# Supplied data
○ ○ ○ ○ ○

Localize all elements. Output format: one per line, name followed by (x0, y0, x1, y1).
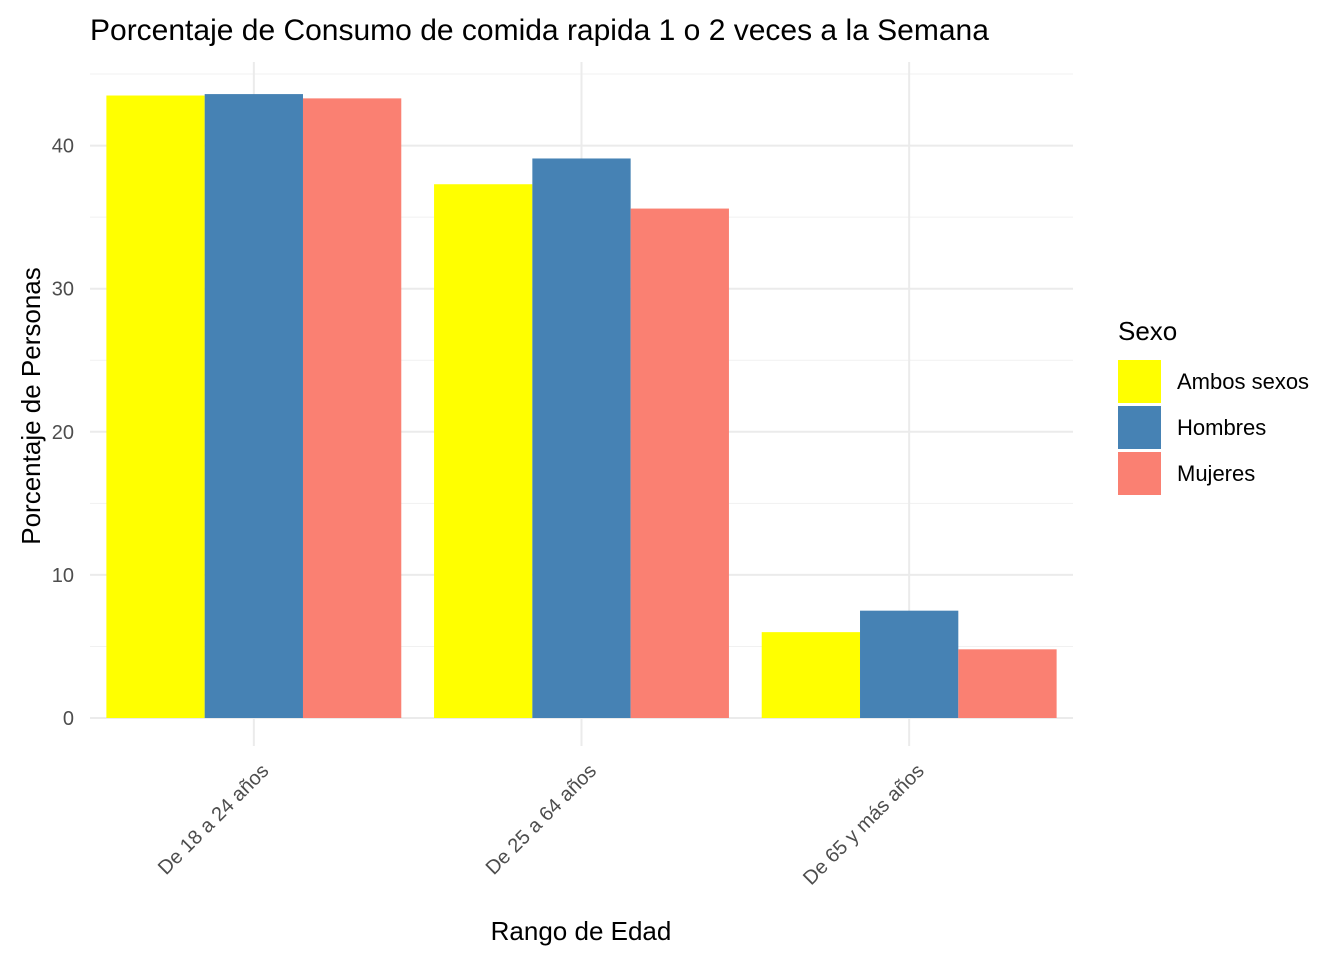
x-tick-label: De 18 a 24 años (154, 760, 273, 879)
legend-label: Mujeres (1177, 461, 1255, 486)
x-tick-label: De 65 y más años (799, 760, 929, 890)
chart-title: Porcentaje de Consumo de comida rapida 1… (90, 14, 989, 47)
legend-label: Hombres (1177, 415, 1266, 440)
bar-ambos-sexos (761, 632, 861, 718)
bar-mujeres (958, 649, 1057, 718)
y-tick-label: 20 (52, 422, 74, 444)
bar-mujeres (302, 98, 402, 718)
bars (106, 94, 1057, 719)
legend-swatch (1118, 452, 1161, 495)
bar-ambos-sexos (106, 95, 205, 718)
x-tick-label: De 25 a 64 años (482, 760, 601, 879)
y-tick-label: 10 (52, 565, 74, 587)
bar-hombres (532, 158, 631, 718)
legend-swatch (1118, 360, 1161, 403)
bar-hombres (860, 610, 959, 718)
x-axis-label: Rango de Edad (491, 916, 672, 946)
y-tick-label: 30 (52, 279, 74, 301)
y-tick-label: 0 (63, 708, 74, 730)
bar-hombres (204, 94, 303, 719)
legend-title: Sexo (1118, 316, 1177, 346)
y-axis-label: Porcentaje de Personas (16, 267, 46, 545)
bar-mujeres (630, 208, 729, 718)
legend: Sexo Ambos sexos Hombres Mujeres (1118, 316, 1309, 495)
bar-ambos-sexos (434, 184, 533, 718)
legend-label: Ambos sexos (1177, 369, 1309, 394)
y-tick-label: 40 (52, 136, 74, 158)
legend-swatch (1118, 406, 1161, 449)
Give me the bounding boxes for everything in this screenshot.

○ ○ ○ ○ ○

Copy out each line in the rows above that contains the string "axis".

# Exercise answer
x-axis-label: Rango de Edad (491, 916, 672, 946)
y-axis-label: Porcentaje de Personas (16, 267, 46, 545)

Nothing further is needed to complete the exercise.